WRITTEN TASK:
Scan the records for the string "xlabel"; copy each line where it occurs.

─── DATASET ───

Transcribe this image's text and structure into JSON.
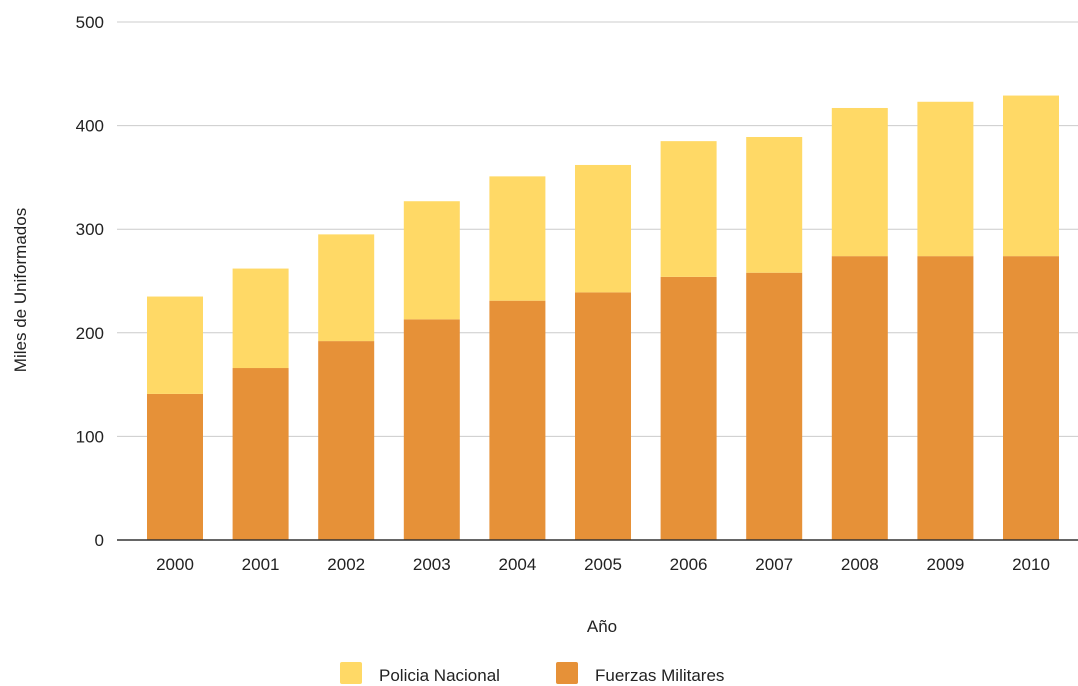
{
  "chart_data": {
    "type": "bar",
    "stacked": true,
    "title": "",
    "xlabel": "Año",
    "ylabel": "Miles de Uniformados",
    "ylim": [
      0,
      500
    ],
    "yticks": [
      0,
      100,
      200,
      300,
      400,
      500
    ],
    "grid": true,
    "legend_position": "bottom",
    "categories": [
      "2000",
      "2001",
      "2002",
      "2003",
      "2004",
      "2005",
      "2006",
      "2007",
      "2008",
      "2009",
      "2010"
    ],
    "series": [
      {
        "name": "Fuerzas Militares",
        "color": "#e69138",
        "values": [
          141,
          166,
          192,
          213,
          231,
          239,
          254,
          258,
          274,
          274,
          274
        ]
      },
      {
        "name": "Policia Nacional",
        "color": "#ffd966",
        "values": [
          94,
          96,
          103,
          114,
          120,
          123,
          131,
          131,
          143,
          149,
          155
        ]
      }
    ],
    "legend_order": [
      "Policia Nacional",
      "Fuerzas Militares"
    ]
  }
}
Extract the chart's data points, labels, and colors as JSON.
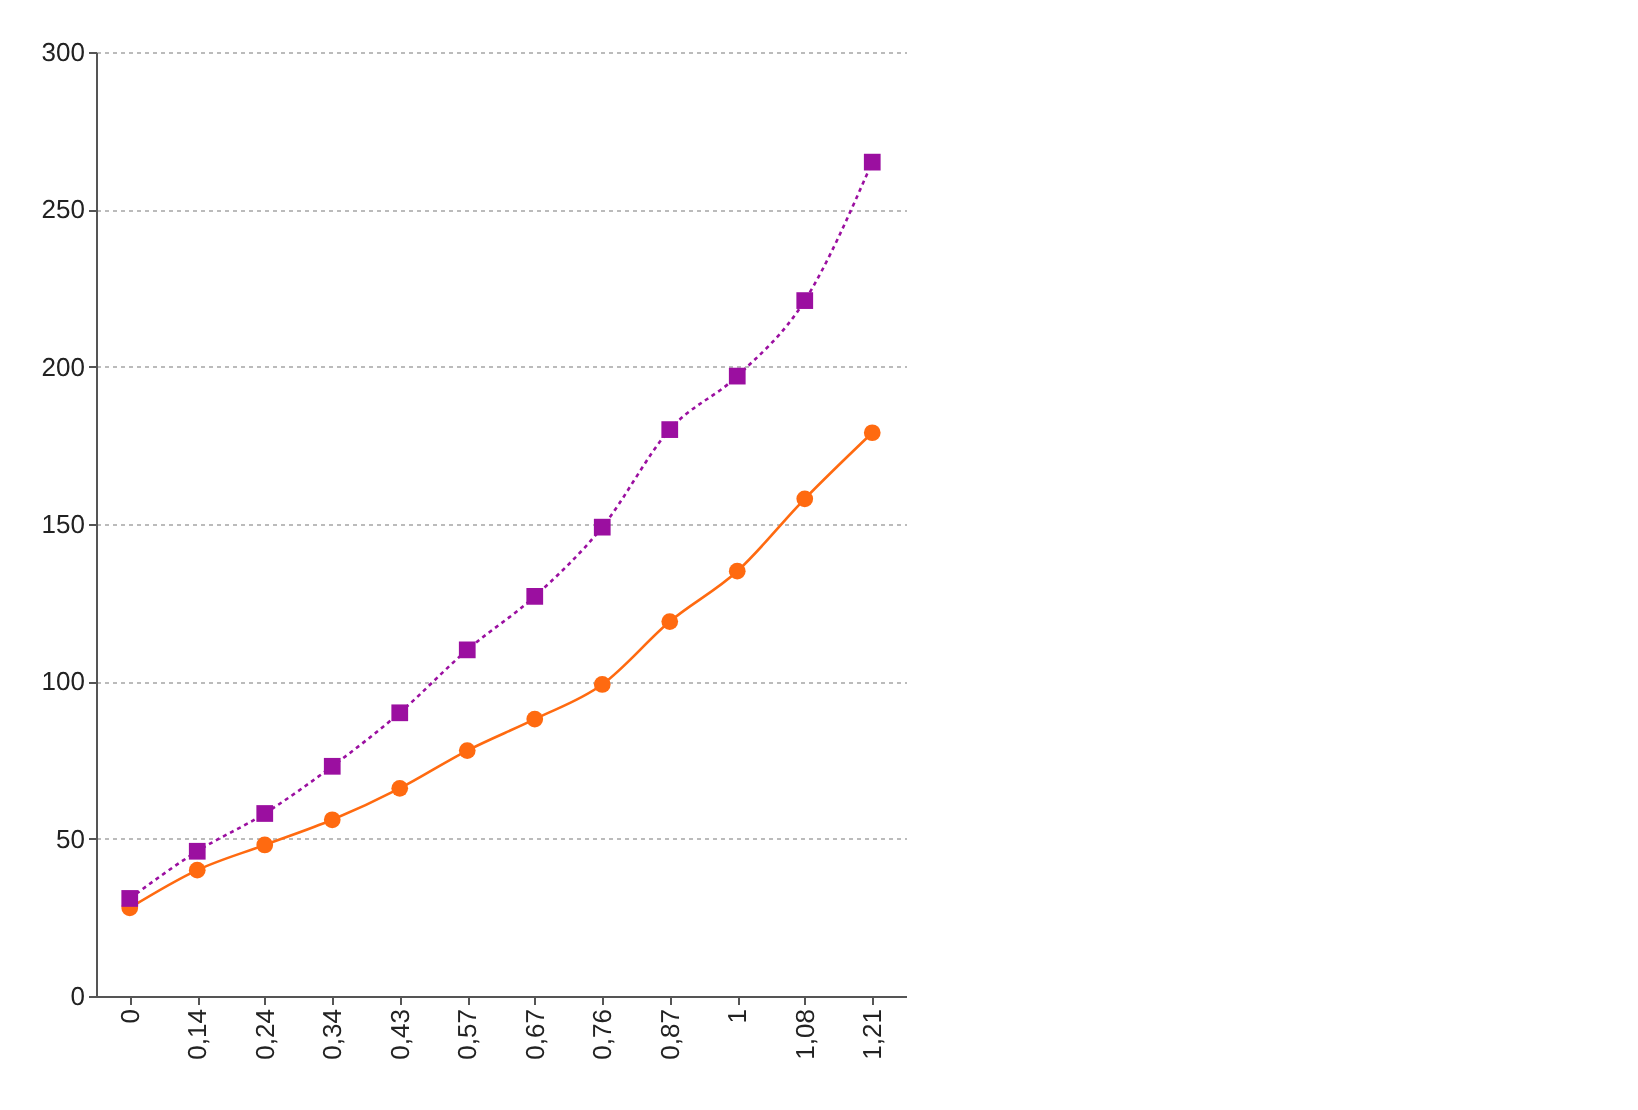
{
  "chart_data": {
    "type": "line",
    "categories": [
      "0",
      "0,14",
      "0,24",
      "0,34",
      "0,43",
      "0,57",
      "0,67",
      "0,76",
      "0,87",
      "1",
      "1,08",
      "1,21"
    ],
    "series": [
      {
        "color": "#ff6a10",
        "marker": "circle",
        "line_style": "solid",
        "values": [
          28,
          40,
          48,
          56,
          66,
          78,
          88,
          99,
          119,
          135,
          158,
          179
        ]
      },
      {
        "color": "#9b0fa0",
        "marker": "square",
        "line_style": "dotted",
        "values": [
          31,
          46,
          58,
          73,
          90,
          110,
          127,
          149,
          180,
          197,
          221,
          265
        ]
      }
    ],
    "ylim": [
      0,
      300
    ],
    "yticks": [
      0,
      50,
      100,
      150,
      200,
      250,
      300
    ],
    "grid": "y"
  }
}
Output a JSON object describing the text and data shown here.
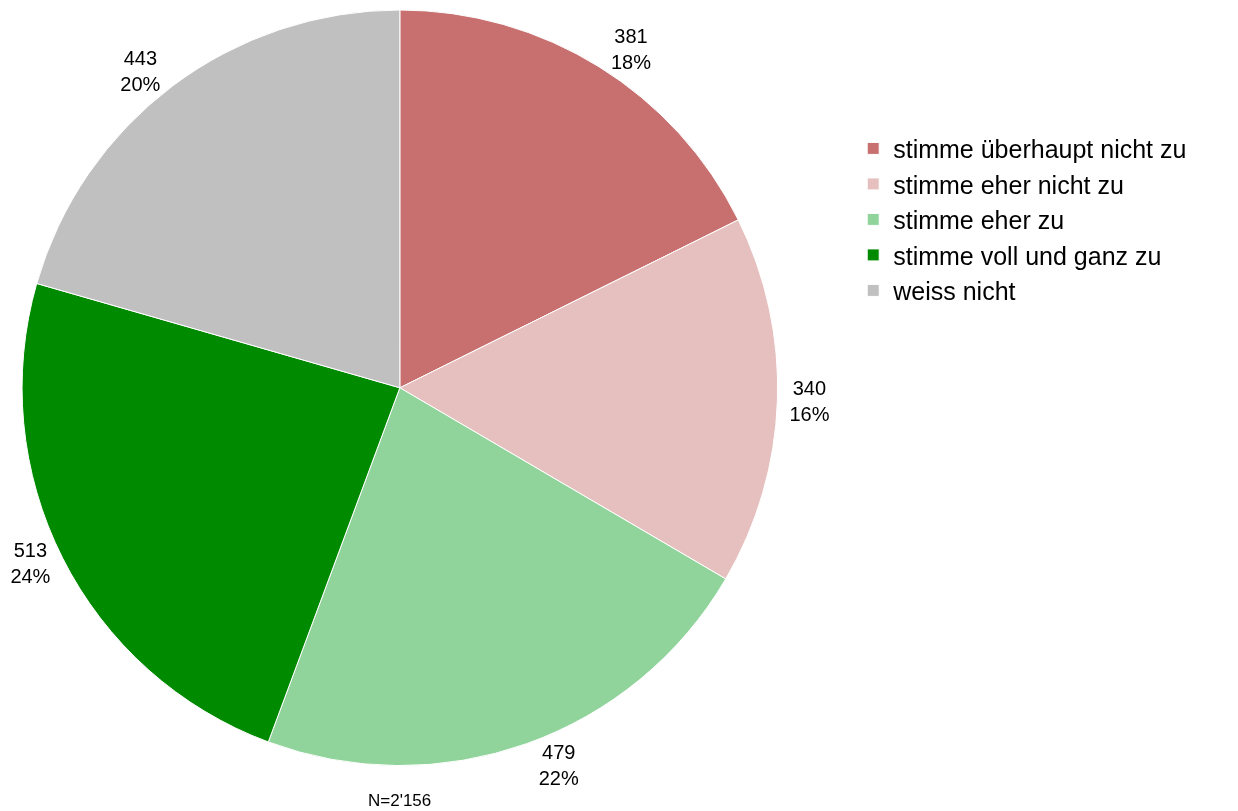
{
  "chart_data": {
    "type": "pie",
    "categories": [
      "stimme überhaupt nicht zu",
      "stimme eher nicht zu",
      "stimme eher zu",
      "stimme voll und ganz zu",
      "weiss nicht"
    ],
    "values": [
      381,
      340,
      479,
      513,
      443
    ],
    "colors": [
      "#c87070",
      "#e6c0bf",
      "#90d49c",
      "#008a00",
      "#c0c0c0"
    ],
    "value_labels": [
      "381\n18%",
      "340\n16%",
      "479\n22%",
      "513\n24%",
      "443\n20%"
    ],
    "annotations": [
      "N=2'156"
    ],
    "legend": "right"
  }
}
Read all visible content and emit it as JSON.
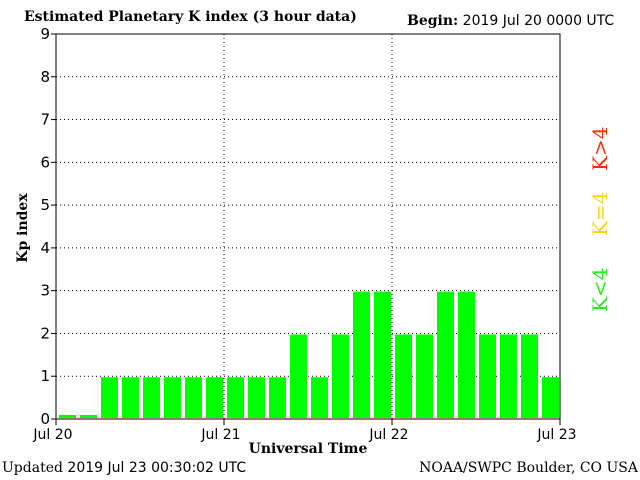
{
  "header": {
    "title": "Estimated Planetary K index (3 hour data)",
    "begin_label": "Begin:",
    "begin_value": "2019 Jul 20 0000 UTC"
  },
  "footer": {
    "updated_label": "Updated",
    "updated_value": "2019 Jul 23 00:30:02 UTC",
    "credit": "NOAA/SWPC Boulder, CO USA"
  },
  "legend": {
    "high": "K>4",
    "equal": "K=4",
    "low": "K<4",
    "colors": {
      "high": "#ff2a00",
      "equal": "#ffd21a",
      "low": "#22ee1a"
    }
  },
  "chart_data": {
    "type": "bar",
    "ylabel": "Kp index",
    "xlabel": "Universal Time",
    "ylim": [
      0,
      9
    ],
    "yticks": [
      "0",
      "1",
      "2",
      "3",
      "4",
      "5",
      "6",
      "7",
      "8",
      "9"
    ],
    "xticks": [
      "Jul 20",
      "Jul 21",
      "Jul 22",
      "Jul 23"
    ],
    "grid": true,
    "bar_color": "#00ff00",
    "values": [
      0,
      0,
      1,
      1,
      1,
      1,
      1,
      1,
      1,
      1,
      1,
      2,
      1,
      2,
      3,
      3,
      2,
      2,
      3,
      3,
      2,
      2,
      2,
      1
    ]
  }
}
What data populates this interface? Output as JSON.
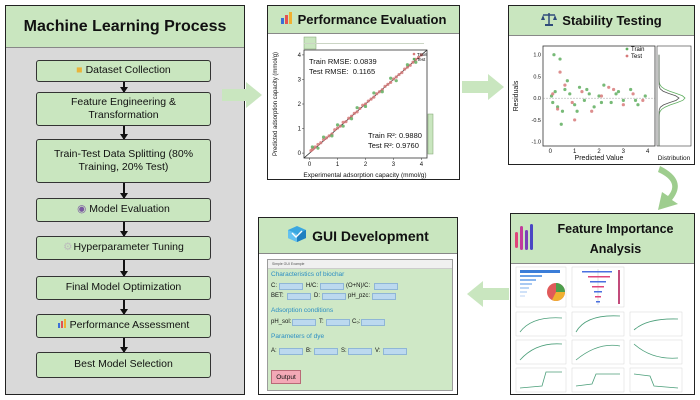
{
  "process": {
    "title": "Machine Learning Process",
    "steps": [
      "Dataset Collection",
      "Feature Engineering & Transformation",
      "Train-Test Data Splitting (80% Training, 20% Test)",
      "Model Evaluation",
      "Hyperparameter Tuning",
      "Final Model Optimization",
      "Performance Assessment",
      "Best Model Selection"
    ]
  },
  "performance": {
    "title": "Performance Evaluation",
    "train_rmse": "Train RMSE: 0.0839",
    "test_rmse": "Test RMSE:  0.1165",
    "train_r2": "Train R²: 0.9880",
    "test_r2": "Test R²: 0.9760",
    "xlabel": "Experimental adsorption capacity (mmol/g)",
    "ylabel": "Predicted adsorption capacity (mmol/g)",
    "legend": [
      "Train",
      "Test"
    ],
    "ticks": [
      "0",
      "1",
      "2",
      "3",
      "4"
    ]
  },
  "stability": {
    "title": "Stability Testing",
    "xlabel": "Predicted Value",
    "ylabel": "Residuals",
    "distribution_label": "Distribution",
    "legend": [
      "Train",
      "Test"
    ],
    "xticks": [
      "0",
      "1",
      "2",
      "3",
      "4"
    ],
    "yticks": [
      "1.0",
      "0.5",
      "0.0",
      "-0.5",
      "-1.0"
    ]
  },
  "feature_importance": {
    "title": "Feature Importance Analysis"
  },
  "gui": {
    "title": "GUI Development",
    "window_title": "Simple GUI Example",
    "sections": [
      "Characteristics of biochar",
      "Adsorption conditions",
      "Parameters of dye"
    ],
    "fields_biochar": [
      "C:",
      "H/C:",
      "(O+N)/C:",
      "BET:",
      "D:",
      "pH_pzc:"
    ],
    "fields_adsorption": [
      "pH_sol:",
      "T:",
      "C₀:"
    ],
    "fields_dye": [
      "A:",
      "B:",
      "S:",
      "V:"
    ],
    "output_button": "Output"
  },
  "chart_data": [
    {
      "type": "scatter",
      "title": "Performance Evaluation",
      "xlabel": "Experimental adsorption capacity (mmol/g)",
      "ylabel": "Predicted adsorption capacity (mmol/g)",
      "xlim": [
        -0.2,
        4.2
      ],
      "ylim": [
        -0.2,
        4.2
      ],
      "series": [
        {
          "name": "Train",
          "color": "#d77a7a",
          "x": [
            0.05,
            0.1,
            0.15,
            0.2,
            0.3,
            0.4,
            0.5,
            0.6,
            0.7,
            0.8,
            0.9,
            1.0,
            1.1,
            1.2,
            1.3,
            1.4,
            1.5,
            1.6,
            1.7,
            1.8,
            1.9,
            2.0,
            2.1,
            2.2,
            2.3,
            2.4,
            2.5,
            2.6,
            2.7,
            2.8,
            2.9,
            3.0,
            3.1,
            3.2,
            3.3,
            3.4,
            3.5,
            3.6,
            3.7,
            3.8,
            3.9,
            4.0
          ],
          "y": [
            0.1,
            0.15,
            0.2,
            0.25,
            0.35,
            0.42,
            0.55,
            0.62,
            0.7,
            0.78,
            0.95,
            1.02,
            1.1,
            1.25,
            1.28,
            1.42,
            1.5,
            1.62,
            1.68,
            1.82,
            1.95,
            2.0,
            2.12,
            2.2,
            2.28,
            2.42,
            2.5,
            2.58,
            2.72,
            2.8,
            2.88,
            3.02,
            3.1,
            3.2,
            3.28,
            3.42,
            3.5,
            3.58,
            3.7,
            3.82,
            3.9,
            4.0
          ]
        },
        {
          "name": "Test",
          "color": "#5fae5f",
          "x": [
            0.1,
            0.3,
            0.5,
            0.8,
            1.0,
            1.2,
            1.5,
            1.7,
            2.0,
            2.3,
            2.6,
            2.9,
            3.1,
            3.5,
            3.8
          ],
          "y": [
            0.25,
            0.2,
            0.65,
            0.7,
            1.15,
            1.1,
            1.4,
            1.85,
            1.9,
            2.45,
            2.5,
            3.05,
            2.95,
            3.6,
            3.7
          ]
        }
      ]
    },
    {
      "type": "scatter",
      "title": "Stability Testing",
      "xlabel": "Predicted Value",
      "ylabel": "Residuals",
      "xlim": [
        -0.3,
        4.3
      ],
      "ylim": [
        -1.1,
        1.2
      ],
      "series": [
        {
          "name": "Train",
          "color": "#5fae5f",
          "x": [
            0.05,
            0.1,
            0.2,
            0.3,
            0.4,
            0.5,
            0.6,
            0.8,
            1.0,
            1.2,
            1.4,
            1.6,
            1.8,
            2.0,
            2.2,
            2.5,
            2.8,
            3.0,
            3.3,
            3.6,
            3.9,
            0.15,
            0.45,
            0.7,
            1.1,
            1.5,
            2.1,
            2.7,
            3.5
          ],
          "y": [
            0.05,
            -0.1,
            0.15,
            -0.2,
            0.9,
            -0.3,
            0.2,
            0.1,
            -0.15,
            0.25,
            -0.05,
            0.1,
            -0.2,
            0.05,
            0.3,
            -0.1,
            0.15,
            -0.05,
            0.2,
            -0.15,
            0.05,
            1.0,
            -0.6,
            0.4,
            -0.3,
            0.2,
            -0.1,
            0.1,
            -0.05
          ]
        },
        {
          "name": "Test",
          "color": "#d77a7a",
          "x": [
            0.1,
            0.3,
            0.6,
            0.9,
            1.3,
            1.7,
            2.1,
            2.6,
            3.0,
            3.4,
            3.8,
            0.4,
            1.0,
            2.4
          ],
          "y": [
            0.1,
            -0.25,
            0.3,
            -0.1,
            0.15,
            -0.3,
            0.05,
            0.2,
            -0.15,
            0.1,
            -0.05,
            0.6,
            -0.5,
            0.25
          ]
        }
      ]
    }
  ]
}
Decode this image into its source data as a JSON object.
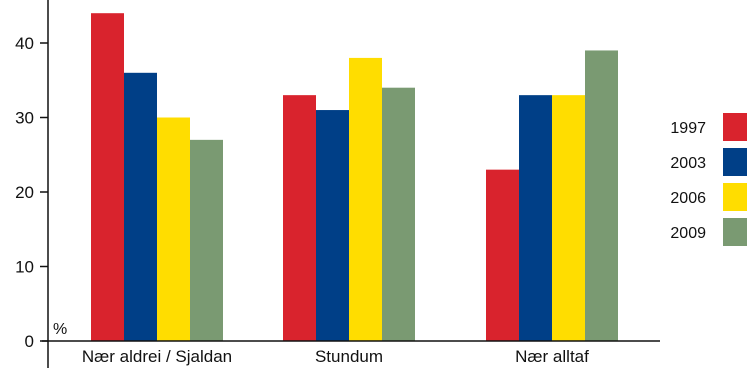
{
  "chart_data": {
    "type": "bar",
    "title": "",
    "xlabel": "",
    "ylabel": "",
    "unit_label": "%",
    "categories": [
      "Nær aldrei / Sjaldan",
      "Stundum",
      "Nær alltaf"
    ],
    "series": [
      {
        "name": "1997",
        "color": "#d9232d",
        "values": [
          44,
          33,
          23
        ]
      },
      {
        "name": "2003",
        "color": "#003f87",
        "values": [
          36,
          31,
          33
        ]
      },
      {
        "name": "2006",
        "color": "#ffdd00",
        "values": [
          30,
          38,
          33
        ]
      },
      {
        "name": "2009",
        "color": "#7a9a72",
        "values": [
          27,
          34,
          39
        ]
      }
    ],
    "ylim": [
      0,
      45
    ],
    "yticks": [
      0,
      10,
      20,
      30,
      40
    ],
    "grid": false,
    "legend_position": "right"
  }
}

───

ANSWER TO THE EXERCISE:
    "xlabel": "Año",
    "xlabel": "Universal Time",
    "xlabel": "Experimental adsorption capacity (mmol/g)",
    "xlabel": "Predicted Value",
      "xlabel": "Experimental adsorption capacity (mmol/g)",
      "xlabel": "Predicted Value",
    "xlabel": "",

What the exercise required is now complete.